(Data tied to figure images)
-*-

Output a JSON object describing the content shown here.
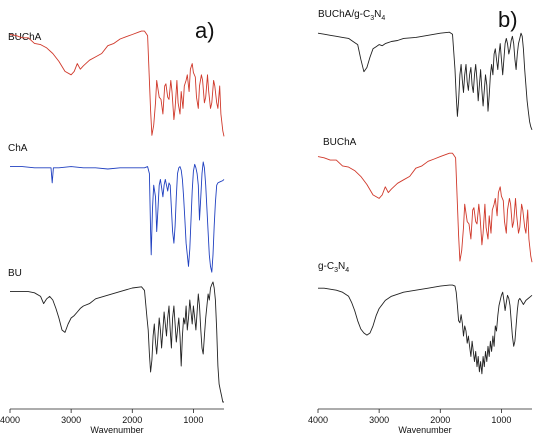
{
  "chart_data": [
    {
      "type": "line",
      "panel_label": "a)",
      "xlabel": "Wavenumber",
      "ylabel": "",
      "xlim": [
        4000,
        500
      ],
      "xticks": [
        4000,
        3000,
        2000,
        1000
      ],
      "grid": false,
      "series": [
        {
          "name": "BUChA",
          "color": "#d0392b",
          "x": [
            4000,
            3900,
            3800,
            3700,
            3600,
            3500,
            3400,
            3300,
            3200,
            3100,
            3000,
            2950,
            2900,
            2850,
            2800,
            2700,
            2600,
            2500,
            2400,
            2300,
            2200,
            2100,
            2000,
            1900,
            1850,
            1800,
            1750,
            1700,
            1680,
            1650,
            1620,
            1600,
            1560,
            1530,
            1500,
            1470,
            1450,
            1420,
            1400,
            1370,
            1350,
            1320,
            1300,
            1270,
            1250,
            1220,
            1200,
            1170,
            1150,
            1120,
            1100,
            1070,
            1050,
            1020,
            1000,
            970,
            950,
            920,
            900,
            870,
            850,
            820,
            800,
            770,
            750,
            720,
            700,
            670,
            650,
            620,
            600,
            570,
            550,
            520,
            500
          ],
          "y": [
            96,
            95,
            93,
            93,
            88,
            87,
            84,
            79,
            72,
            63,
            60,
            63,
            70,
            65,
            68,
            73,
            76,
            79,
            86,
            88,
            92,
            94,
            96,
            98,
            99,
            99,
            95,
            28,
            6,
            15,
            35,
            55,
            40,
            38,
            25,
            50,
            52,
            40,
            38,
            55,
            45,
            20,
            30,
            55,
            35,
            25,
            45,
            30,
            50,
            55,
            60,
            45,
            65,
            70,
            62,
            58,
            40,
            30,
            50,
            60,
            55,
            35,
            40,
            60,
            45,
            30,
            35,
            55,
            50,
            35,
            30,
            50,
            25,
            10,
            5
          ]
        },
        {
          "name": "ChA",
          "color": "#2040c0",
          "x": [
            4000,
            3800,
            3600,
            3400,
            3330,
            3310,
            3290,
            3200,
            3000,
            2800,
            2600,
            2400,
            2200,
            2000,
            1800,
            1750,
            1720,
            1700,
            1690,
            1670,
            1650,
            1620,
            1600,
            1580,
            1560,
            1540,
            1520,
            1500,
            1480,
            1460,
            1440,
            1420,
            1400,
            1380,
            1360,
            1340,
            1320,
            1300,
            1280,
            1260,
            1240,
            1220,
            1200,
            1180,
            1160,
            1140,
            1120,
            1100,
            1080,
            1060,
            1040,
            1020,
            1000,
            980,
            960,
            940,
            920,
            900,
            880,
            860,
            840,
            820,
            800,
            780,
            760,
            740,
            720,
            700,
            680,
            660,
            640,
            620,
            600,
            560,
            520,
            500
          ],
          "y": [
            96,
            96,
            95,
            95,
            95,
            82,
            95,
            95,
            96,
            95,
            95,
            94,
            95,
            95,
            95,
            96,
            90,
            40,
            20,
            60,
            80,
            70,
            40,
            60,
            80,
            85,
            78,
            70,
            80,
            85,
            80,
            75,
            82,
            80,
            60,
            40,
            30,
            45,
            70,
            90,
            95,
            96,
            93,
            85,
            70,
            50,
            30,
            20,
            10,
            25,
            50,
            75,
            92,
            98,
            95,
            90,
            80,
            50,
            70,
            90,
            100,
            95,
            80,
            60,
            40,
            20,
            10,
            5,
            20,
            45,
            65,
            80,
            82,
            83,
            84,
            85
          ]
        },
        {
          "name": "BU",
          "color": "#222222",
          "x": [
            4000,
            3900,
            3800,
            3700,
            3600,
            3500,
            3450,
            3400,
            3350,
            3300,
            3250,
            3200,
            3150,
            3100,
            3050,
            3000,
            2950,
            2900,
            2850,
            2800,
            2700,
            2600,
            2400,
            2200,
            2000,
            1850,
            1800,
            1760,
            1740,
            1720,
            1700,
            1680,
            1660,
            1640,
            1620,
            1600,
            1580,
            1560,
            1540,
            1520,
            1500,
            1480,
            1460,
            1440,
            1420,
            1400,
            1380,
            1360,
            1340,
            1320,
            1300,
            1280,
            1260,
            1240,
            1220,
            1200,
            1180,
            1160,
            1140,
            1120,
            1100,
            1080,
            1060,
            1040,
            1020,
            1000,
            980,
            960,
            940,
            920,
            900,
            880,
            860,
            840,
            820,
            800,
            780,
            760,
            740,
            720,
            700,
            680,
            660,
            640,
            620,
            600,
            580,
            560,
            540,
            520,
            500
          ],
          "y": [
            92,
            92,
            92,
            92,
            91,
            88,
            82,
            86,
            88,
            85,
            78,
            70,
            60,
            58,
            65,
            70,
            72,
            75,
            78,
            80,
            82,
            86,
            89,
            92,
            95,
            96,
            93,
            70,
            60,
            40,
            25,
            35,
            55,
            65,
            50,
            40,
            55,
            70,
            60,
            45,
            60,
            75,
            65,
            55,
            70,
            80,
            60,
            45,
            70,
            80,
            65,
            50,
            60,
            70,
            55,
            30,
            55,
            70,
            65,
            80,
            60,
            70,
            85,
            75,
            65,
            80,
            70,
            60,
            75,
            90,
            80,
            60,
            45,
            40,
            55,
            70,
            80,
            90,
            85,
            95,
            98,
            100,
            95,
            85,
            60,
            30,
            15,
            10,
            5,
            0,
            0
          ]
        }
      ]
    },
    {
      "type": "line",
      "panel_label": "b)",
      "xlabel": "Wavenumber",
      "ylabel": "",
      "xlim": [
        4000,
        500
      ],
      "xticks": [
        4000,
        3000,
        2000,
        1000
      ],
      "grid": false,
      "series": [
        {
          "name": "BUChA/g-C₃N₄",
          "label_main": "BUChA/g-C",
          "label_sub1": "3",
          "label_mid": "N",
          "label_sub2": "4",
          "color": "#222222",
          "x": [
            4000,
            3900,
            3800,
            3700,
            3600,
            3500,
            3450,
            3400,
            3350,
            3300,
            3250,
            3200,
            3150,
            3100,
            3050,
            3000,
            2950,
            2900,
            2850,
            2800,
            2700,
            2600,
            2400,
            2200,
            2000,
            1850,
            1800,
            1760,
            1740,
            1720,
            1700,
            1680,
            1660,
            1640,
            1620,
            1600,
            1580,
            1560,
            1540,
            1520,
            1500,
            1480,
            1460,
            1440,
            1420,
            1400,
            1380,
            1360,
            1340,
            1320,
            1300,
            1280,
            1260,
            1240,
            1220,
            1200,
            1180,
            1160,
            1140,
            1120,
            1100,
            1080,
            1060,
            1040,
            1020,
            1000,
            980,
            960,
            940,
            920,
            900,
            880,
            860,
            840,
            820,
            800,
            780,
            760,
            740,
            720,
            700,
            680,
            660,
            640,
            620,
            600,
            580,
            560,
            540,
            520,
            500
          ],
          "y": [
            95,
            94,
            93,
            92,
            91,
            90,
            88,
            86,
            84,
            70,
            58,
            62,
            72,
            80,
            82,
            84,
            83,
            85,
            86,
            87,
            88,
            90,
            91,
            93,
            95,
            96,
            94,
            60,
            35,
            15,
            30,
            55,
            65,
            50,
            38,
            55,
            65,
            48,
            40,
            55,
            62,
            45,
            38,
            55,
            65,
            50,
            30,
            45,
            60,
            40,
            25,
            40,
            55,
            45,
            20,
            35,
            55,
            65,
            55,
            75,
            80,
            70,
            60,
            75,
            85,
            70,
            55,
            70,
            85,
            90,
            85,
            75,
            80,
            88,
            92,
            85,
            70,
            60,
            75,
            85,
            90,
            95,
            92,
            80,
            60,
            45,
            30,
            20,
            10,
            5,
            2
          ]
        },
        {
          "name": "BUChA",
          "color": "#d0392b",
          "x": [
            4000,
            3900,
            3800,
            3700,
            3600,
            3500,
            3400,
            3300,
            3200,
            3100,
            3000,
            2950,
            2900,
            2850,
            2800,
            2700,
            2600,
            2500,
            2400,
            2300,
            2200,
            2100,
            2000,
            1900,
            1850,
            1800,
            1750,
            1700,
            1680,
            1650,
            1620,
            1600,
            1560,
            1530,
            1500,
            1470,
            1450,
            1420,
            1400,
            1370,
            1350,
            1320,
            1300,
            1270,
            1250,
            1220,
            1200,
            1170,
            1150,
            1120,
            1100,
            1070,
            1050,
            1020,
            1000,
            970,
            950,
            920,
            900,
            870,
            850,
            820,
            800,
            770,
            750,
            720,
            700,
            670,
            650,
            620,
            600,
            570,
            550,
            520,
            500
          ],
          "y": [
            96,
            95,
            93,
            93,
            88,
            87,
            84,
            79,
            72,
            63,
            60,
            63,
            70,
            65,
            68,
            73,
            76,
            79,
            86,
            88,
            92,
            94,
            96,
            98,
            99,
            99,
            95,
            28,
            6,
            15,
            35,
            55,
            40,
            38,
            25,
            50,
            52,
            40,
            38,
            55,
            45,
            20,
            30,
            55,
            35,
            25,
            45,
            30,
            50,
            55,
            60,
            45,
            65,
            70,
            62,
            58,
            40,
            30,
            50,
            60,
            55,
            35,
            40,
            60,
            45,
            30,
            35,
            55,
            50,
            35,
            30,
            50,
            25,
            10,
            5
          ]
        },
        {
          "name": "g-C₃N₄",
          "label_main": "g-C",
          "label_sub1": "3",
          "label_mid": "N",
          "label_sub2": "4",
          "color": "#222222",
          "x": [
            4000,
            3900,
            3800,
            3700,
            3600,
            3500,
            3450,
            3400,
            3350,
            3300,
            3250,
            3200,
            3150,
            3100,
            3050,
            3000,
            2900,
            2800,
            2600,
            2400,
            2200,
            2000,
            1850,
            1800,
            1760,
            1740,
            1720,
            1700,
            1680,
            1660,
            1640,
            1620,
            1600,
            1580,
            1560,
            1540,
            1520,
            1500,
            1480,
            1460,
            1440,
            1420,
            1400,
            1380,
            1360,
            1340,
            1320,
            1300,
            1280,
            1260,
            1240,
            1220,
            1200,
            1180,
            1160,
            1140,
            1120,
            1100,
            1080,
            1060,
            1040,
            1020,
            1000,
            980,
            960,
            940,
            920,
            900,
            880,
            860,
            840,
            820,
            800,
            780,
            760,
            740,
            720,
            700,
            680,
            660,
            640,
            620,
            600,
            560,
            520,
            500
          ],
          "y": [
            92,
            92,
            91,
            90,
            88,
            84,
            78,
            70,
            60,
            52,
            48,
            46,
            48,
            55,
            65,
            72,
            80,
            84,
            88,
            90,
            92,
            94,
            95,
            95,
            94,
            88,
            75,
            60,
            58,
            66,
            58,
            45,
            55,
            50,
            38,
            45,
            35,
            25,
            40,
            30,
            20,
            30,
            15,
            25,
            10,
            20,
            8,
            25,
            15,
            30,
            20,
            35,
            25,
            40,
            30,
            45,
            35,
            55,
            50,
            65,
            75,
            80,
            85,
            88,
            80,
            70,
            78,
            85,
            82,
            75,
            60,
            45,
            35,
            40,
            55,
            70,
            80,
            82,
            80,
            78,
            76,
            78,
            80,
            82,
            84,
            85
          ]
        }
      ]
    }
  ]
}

-*-

▶ Task to complete
Search the entries for the word "name" and pick out every line that holds it.

▶ Written solution
          "name": "BUChA",
          "name": "ChA",
          "name": "BU",
          "name": "BUChA/g-C₃N₄",
          "name": "BUChA",
          "name": "g-C₃N₄",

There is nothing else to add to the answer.